### [GIVEN RECORDS]

^^^^

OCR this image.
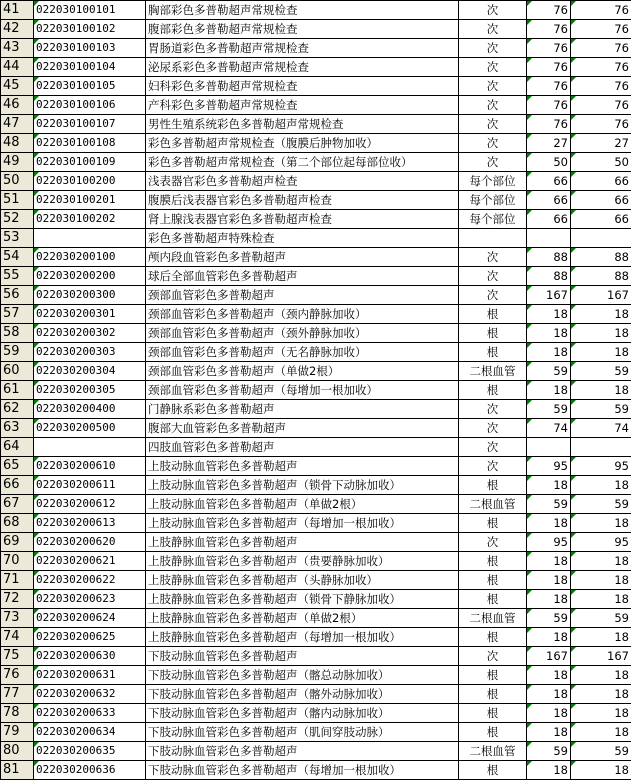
41	022030100101	胸部彩色多普勒超声常规检查	次	76	76
42	022030100102	腹部彩色多普勒超声常规检查	次	76	76
43	022030100103	胃肠道彩色多普勒超声常规检查	次	76	76
44	022030100104	泌尿系彩色多普勒超声常规检查	次	76	76
45	022030100105	妇科彩色多普勒超声常规检查	次	76	76
46	022030100106	产科彩色多普勒超声常规检查	次	76	76
47	022030100107	男性生殖系统彩色多普勒超声常规检查	次	76	76
48	022030100108	彩色多普勒超声常规检查（腹膜后肿物加收）	次	27	27
49	022030100109	彩色多普勒超声常规检查（第二个部位起每部位收）	次	50	50
50	022030100200	浅表器官彩色多普勒超声检查	每个部位	66	66
51	022030100201	腹膜后浅表器官彩色多普勒超声检查	每个部位	66	66
52	022030100202	肾上腺浅表器官彩色多普勒超声检查	每个部位	66	66
53		彩色多普勒超声特殊检查			
54	022030200100	颅内段血管彩色多普勒超声	次	88	88
55	022030200200	球后全部血管彩色多普勒超声	次	88	88
56	022030200300	颈部血管彩色多普勒超声	次	167	167
57	022030200301	颈部血管彩色多普勒超声（颈内静脉加收）	根	18	18
58	022030200302	颈部血管彩色多普勒超声（颈外静脉加收）	根	18	18
59	022030200303	颈部血管彩色多普勒超声（无名静脉加收）	根	18	18
60	022030200304	颈部血管彩色多普勒超声（单做2根）	二根血管	59	59
61	022030200305	颈部血管彩色多普勒超声（每增加一根加收）	根	18	18
62	022030200400	门静脉系彩色多普勒超声	次	59	59
63	022030200500	腹部大血管彩色多普勒超声	次	74	74
64		四肢血管彩色多普勒超声	次		
65	022030200610	上肢动脉血管彩色多普勒超声	次	95	95
66	022030200611	上肢动脉血管彩色多普勒超声（锁骨下动脉加收）	根	18	18
67	022030200612	上肢动脉血管彩色多普勒超声（单做2根）	二根血管	59	59
68	022030200613	上肢动脉血管彩色多普勒超声（每增加一根加收）	根	18	18
69	022030200620	上肢静脉血管彩色多普勒超声	次	95	95
70	022030200621	上肢静脉血管彩色多普勒超声（贵要静脉加收）	根	18	18
71	022030200622	上肢静脉血管彩色多普勒超声（头静脉加收）	根	18	18
72	022030200623	上肢静脉血管彩色多普勒超声（锁骨下静脉加收）	根	18	18
73	022030200624	上肢静脉血管彩色多普勒超声（单做2根）	二根血管	59	59
74	022030200625	上肢静脉血管彩色多普勒超声（每增加一根加收）	根	18	18
75	022030200630	下肢动脉血管彩色多普勒超声	次	167	167
76	022030200631	下肢动脉血管彩色多普勒超声（髂总动脉加收）	根	18	18
77	022030200632	下肢动脉血管彩色多普勒超声（髂外动脉加收）	根	18	18
78	022030200633	下肢动脉血管彩色多普勒超声（髂内动脉加收）	根	18	18
79	022030200634	下肢动脉血管彩色多普勒超声（肌间穿肢动脉）	根	18	18
80	022030200635	下肢动脉血管彩色多普勒超声	二根血管	59	59
81	022030200636	下肢动脉血管彩色多普勒超声（每增加一根加收）	根	18	18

^^^^

### [WHAT YOU WILL DO]
Find each line that has the word "下肢动脉血管彩色多普勒超声", then copy it out.

### [WRITTEN REPLY]
75	022030200630	下肢动脉血管彩色多普勒超声	次	167	167
76	022030200631	下肢动脉血管彩色多普勒超声（髂总动脉加收）	根	18	18
77	022030200632	下肢动脉血管彩色多普勒超声（髂外动脉加收）	根	18	18
78	022030200633	下肢动脉血管彩色多普勒超声（髂内动脉加收）	根	18	18
79	022030200634	下肢动脉血管彩色多普勒超声（肌间穿肢动脉）	根	18	18
80	022030200635	下肢动脉血管彩色多普勒超声	二根血管	59	59
81	022030200636	下肢动脉血管彩色多普勒超声（每增加一根加收）	根	18	18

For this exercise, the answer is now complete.